▶ [WORK TO DO] Output the full listing below exactly as it reads, and skip anything that is a picture.

▶ [DATA FOR THIS TASK]
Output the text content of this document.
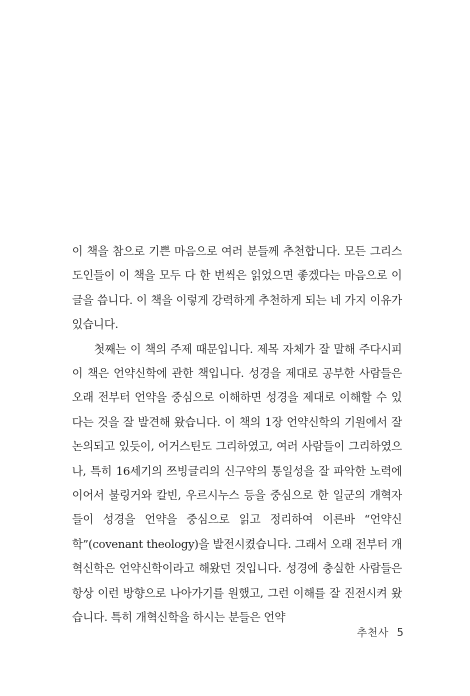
이 책을 참으로 기쁜 마음으로 여러 분들께 추천합니다. 모든 그리스도인들이 이 책을 모두 다 한 번씩은 읽었으면 좋겠다는 마음으로 이 글을 씁니다. 이 책을 이렇게 강력하게 추천하게 되는 네 가지 이유가 있습니다.

첫째는 이 책의 주제 때문입니다. 제목 자체가 잘 말해 주다시피 이 책은 언약신학에 관한 책입니다. 성경을 제대로 공부한 사람들은 오래 전부터 언약을 중심으로 이해하면 성경을 제대로 이해할 수 있다는 것을 잘 발견해 왔습니다. 이 책의 1장 언약신학의 기원에서 잘 논의되고 있듯이, 어거스틴도 그리하였고, 여러 사람들이 그리하였으나, 특히 16세기의 쯔빙글리의 신구약의 통일성을 잘 파악한 노력에 이어서 불링거와 칼빈, 우르시누스 등을 중심으로 한 일군의 개혁자들이 성경을 언약을 중심으로 읽고 정리하여 이른바 “언약신학”(covenant theology)을 발전시켰습니다. 그래서 오래 전부터 개혁신학은 언약신학이라고 해왔던 것입니다. 성경에 충실한 사람들은 항상 이런 방향으로 나아가기를 원했고, 그런 이해를 잘 진전시켜 왔습니다. 특히 개혁신학을 하시는 분들은 언약

추천사 5
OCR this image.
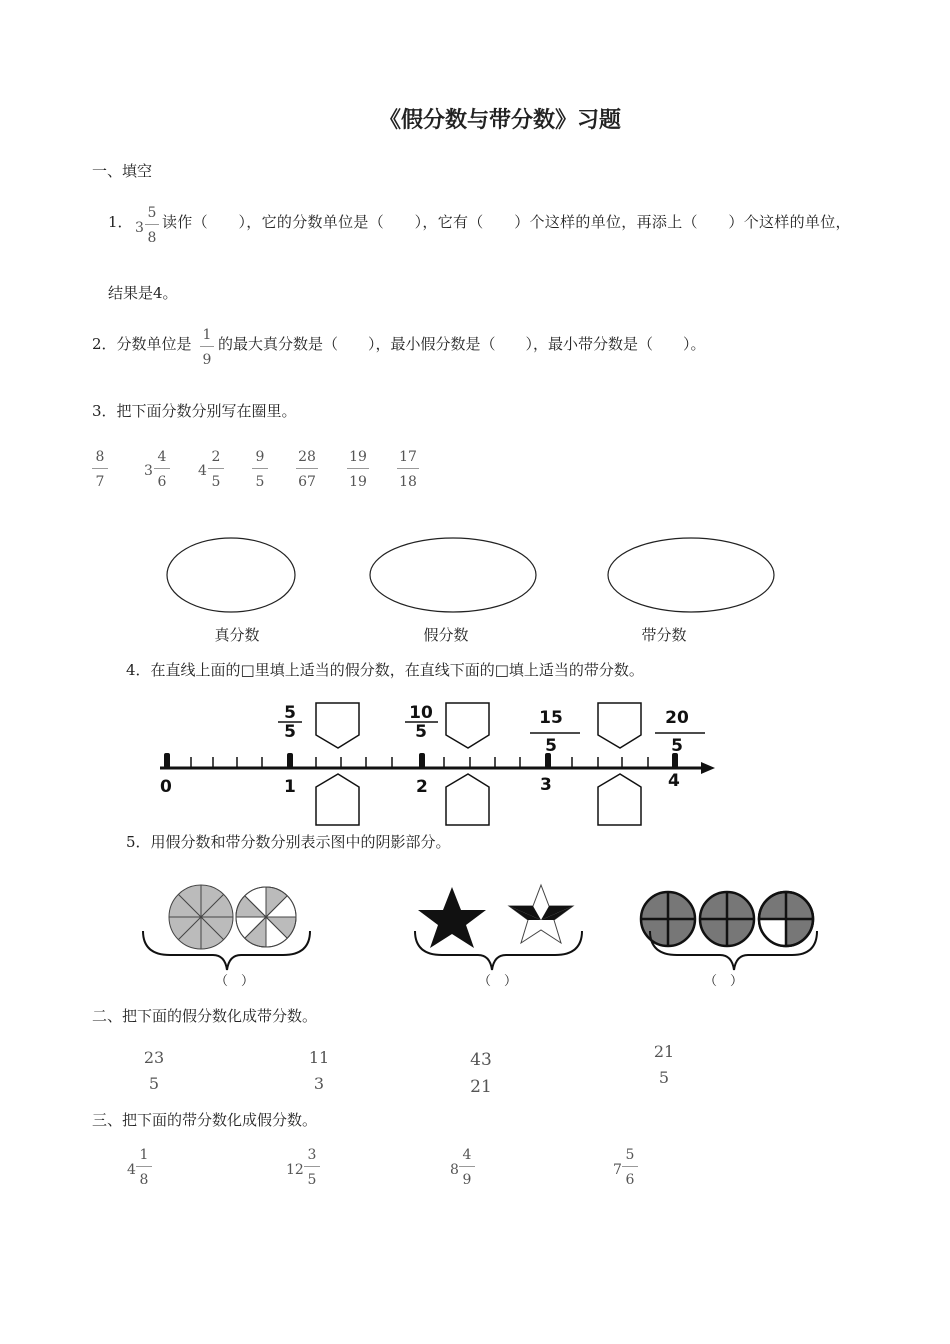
《假分数与带分数》习题
一、填空
1． 3
5
8
读作（　　），它的分数单位是（　　），它有（　　）个这样的单位，再添上（　　）个这样的单位，
结果是4。
2．分数单位是 1
9
的最大真分数是（　　），最小假分数是（　　），最小带分数是（　　）。
3．把下面分数分别写在圈里。
8
7
3
4
6
4
2
5
9
5
28
67
19
19
17
18
真分数	假分数	带分数
4．在直线上面的□里填上适当的假分数，在直线下面的□填上适当的带分数。
0	1	2	3	4
5
5
10
5
15
5
20
5
5．用假分数和带分数分别表示图中的阴影部分。
（　）	（　）	（　）
二、把下面的假分数化成带分数。
23
5
11
3
43
21
21
5
三、把下面的带分数化成假分数。
4
1
8
12
3
5
8
4
9
7
5
6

▶ [TASK RESULT]
Output the text content of this document.
이 책을 참으로 기쁜 마음으로 여러 분들께 추천합니다. 모든 그리스도인들이 이 책을 모두 다 한 번씩은 읽었으면 좋겠다는 마음으로 이 글을 씁니다. 이 책을 이렇게 강력하게 추천하게 되는 네 가지 이유가 있습니다.

첫째는 이 책의 주제 때문입니다. 제목 자체가 잘 말해 주다시피 이 책은 언약신학에 관한 책입니다. 성경을 제대로 공부한 사람들은 오래 전부터 언약을 중심으로 이해하면 성경을 제대로 이해할 수 있다는 것을 잘 발견해 왔습니다. 이 책의 1장 언약신학의 기원에서 잘 논의되고 있듯이, 어거스틴도 그리하였고, 여러 사람들이 그리하였으나, 특히 16세기의 쯔빙글리의 신구약의 통일성을 잘 파악한 노력에 이어서 불링거와 칼빈, 우르시누스 등을 중심으로 한 일군의 개혁자들이 성경을 언약을 중심으로 읽고 정리하여 이른바 “언약신학”(covenant theology)을 발전시켰습니다. 그래서 오래 전부터 개혁신학은 언약신학이라고 해왔던 것입니다. 성경에 충실한 사람들은 항상 이런 방향으로 나아가기를 원했고, 그런 이해를 잘 진전시켜 왔습니다. 특히 개혁신학을 하시는 분들은 언약

추천사 5
OCR this image.
《假分数与带分数》习题
一、填空
1． 3
5
8
读作（　　），它的分数单位是（　　），它有（　　）个这样的单位，再添上（　　）个这样的单位，
结果是4。
2．分数单位是 1
9
的最大真分数是（　　），最小假分数是（　　），最小带分数是（　　）。
3．把下面分数分别写在圈里。
8
7
3
4
6
4
2
5
9
5
28
67
19
19
17
18
真分数	假分数	带分数
4．在直线上面的□里填上适当的假分数，在直线下面的□填上适当的带分数。
0	1	2	3	4
5
5
10
5
15
5
20
5
5．用假分数和带分数分别表示图中的阴影部分。
（　）	（　）	（　）
二、把下面的假分数化成带分数。
23
5
11
3
43
21
21
5
三、把下面的带分数化成假分数。
4
1
8
12
3
5
8
4
9
7
5
6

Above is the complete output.